** Start of SOURCE DATA **

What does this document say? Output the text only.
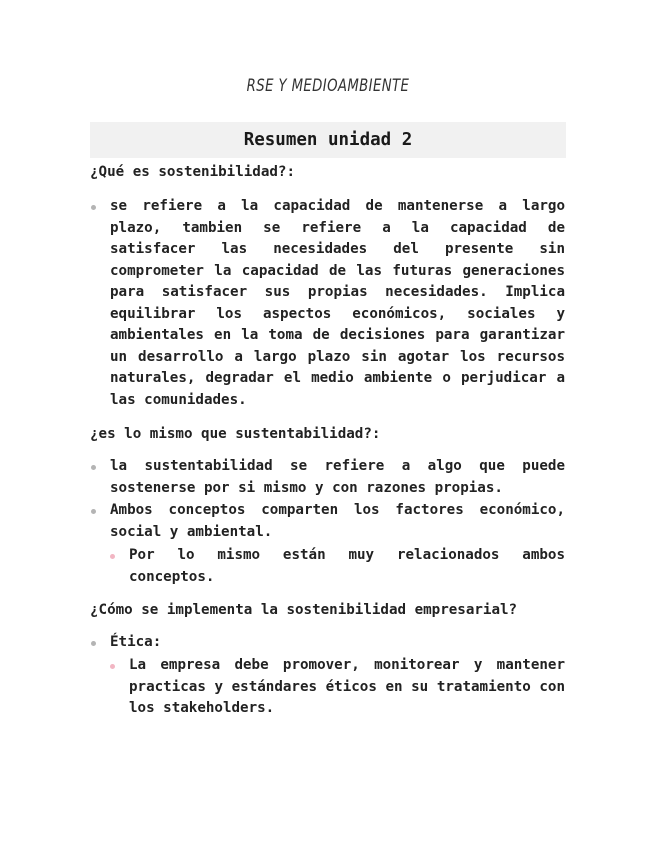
RSE Y MEDIOAMBIENTE
Resumen unidad 2
¿Qué es sostenibilidad?:
se refiere a la capacidad de mantenerse a largo plazo, tambien se refiere a la capacidad de satisfacer las necesidades del presente sin comprometer la capacidad de las futuras generaciones para satisfacer sus propias necesidades. Implica equilibrar los aspectos económicos, sociales y ambientales en la toma de decisiones para garantizar un desarrollo a largo plazo sin agotar los recursos naturales, degradar el medio ambiente o perjudicar a las comunidades.
¿es lo mismo que sustentabilidad?:
la sustentabilidad se refiere a algo que puede sostenerse por si mismo y con razones propias.
Ambos conceptos comparten los factores económico, social y ambiental.
Por lo mismo están muy relacionados ambos conceptos.
¿Cómo se implementa la sostenibilidad empresarial?
Ética:
La empresa debe promover, monitorear y mantener practicas y estándares éticos en su tratamiento con los stakeholders.
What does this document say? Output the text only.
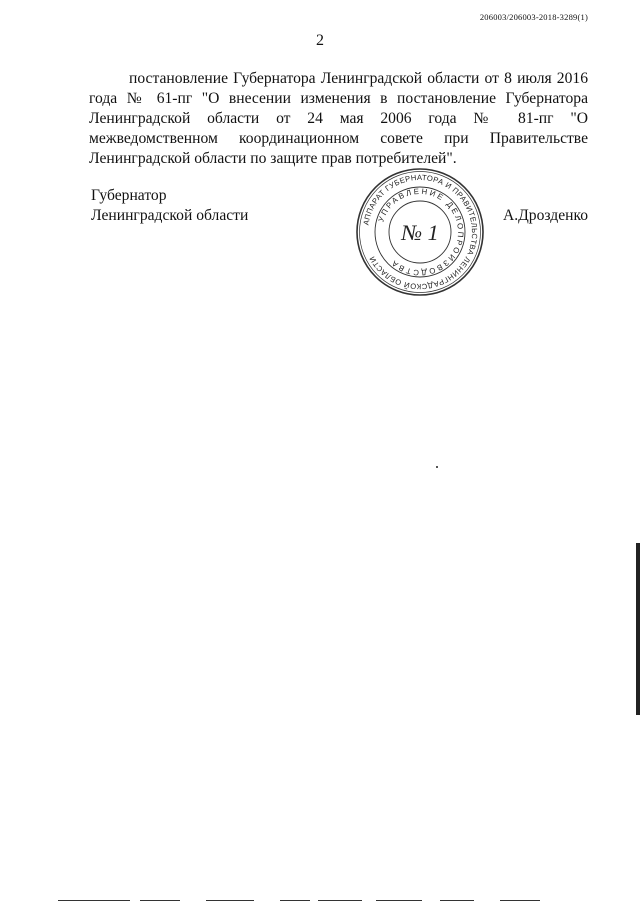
206003/206003-2018-3289(1)
2

постановление Губернатора Ленинградской области от 8 июля 2016 года № 61-пг "О внесении изменения в постановление Губернатора Ленинградской области от 24 мая 2006 года № 81-пг "О межведомственном координационном совете при Правительстве Ленинградской области по защите прав потребителей".

Губернатор
Ленинградской области	А.Дрозденко
АППАРАТ ГУБЕРНАТОРА И ПРАВИТЕЛЬСТВА ЛЕНИНГРАДСКОЙ ОБЛАСТИ
УПРАВЛЕНИЕ ДЕЛОПРОИЗВОДСТВА
№ 1
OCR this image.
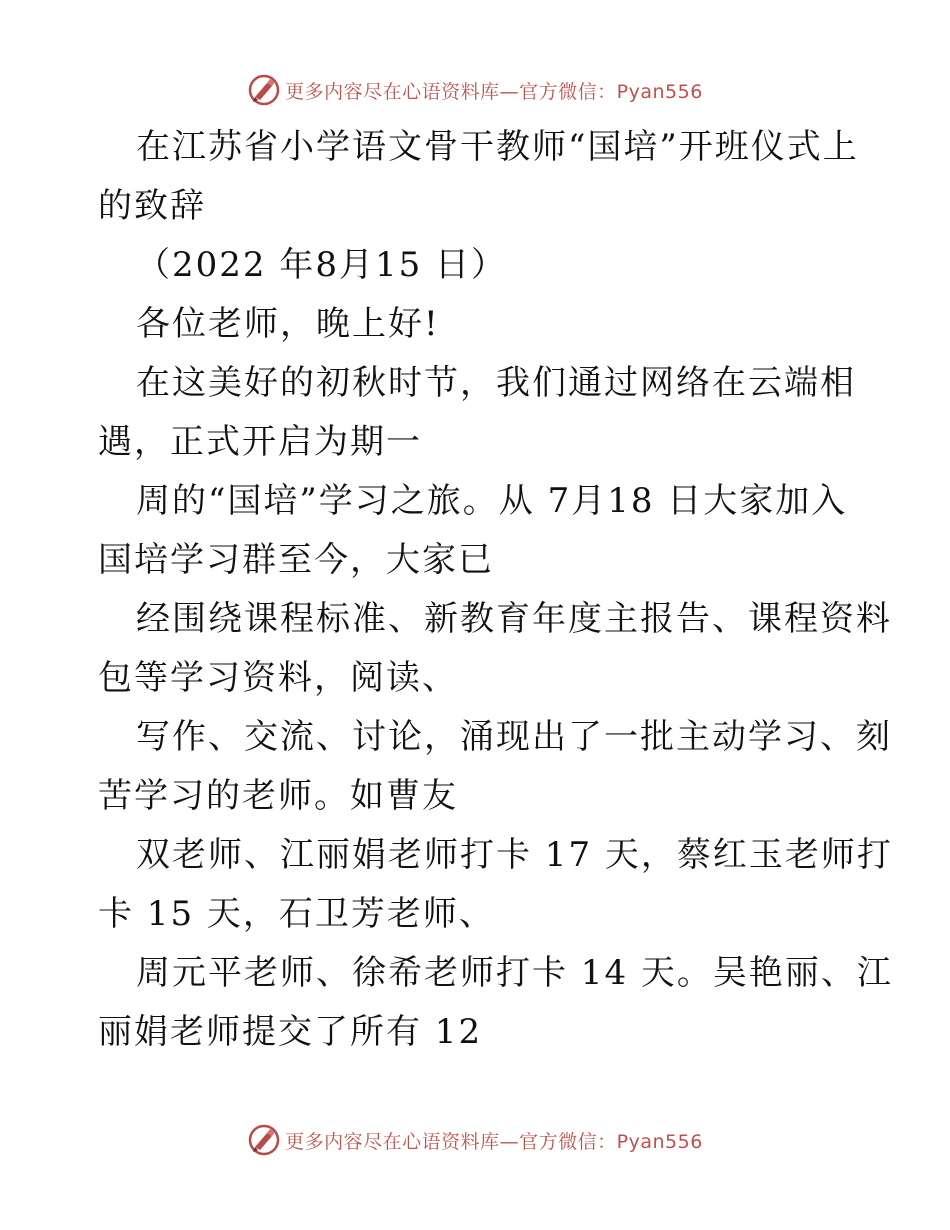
更多内容尽在心语资料库—官方微信：Pyan556
在江苏省小学语文骨干教师“国培”开班仪式上
的致辞
（2022 年8月15 日）
各位老师，晚上好!
在这美好的初秋时节，我们通过网络在云端相
遇，正式开启为期一
周的“国培”学习之旅。从 7月18 日大家加入
国培学习群至今，大家已
经围绕课程标准、新教育年度主报告、课程资料
包等学习资料，阅读、
写作、交流、讨论，涌现出了一批主动学习、刻
苦学习的老师。如曹友
双老师、江丽娟老师打卡 17 天，蔡红玉老师打
卡 15 天，石卫芳老师、
周元平老师、徐希老师打卡 14 天。吴艳丽、江
丽娟老师提交了所有 12
更多内容尽在心语资料库—官方微信：Pyan556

** End of SOURCE DATA **

WHAT YOU SHOULD DO:
Determine the number of lines containing "propias". Write only that number.

ANSWER FOR THE TASK:
2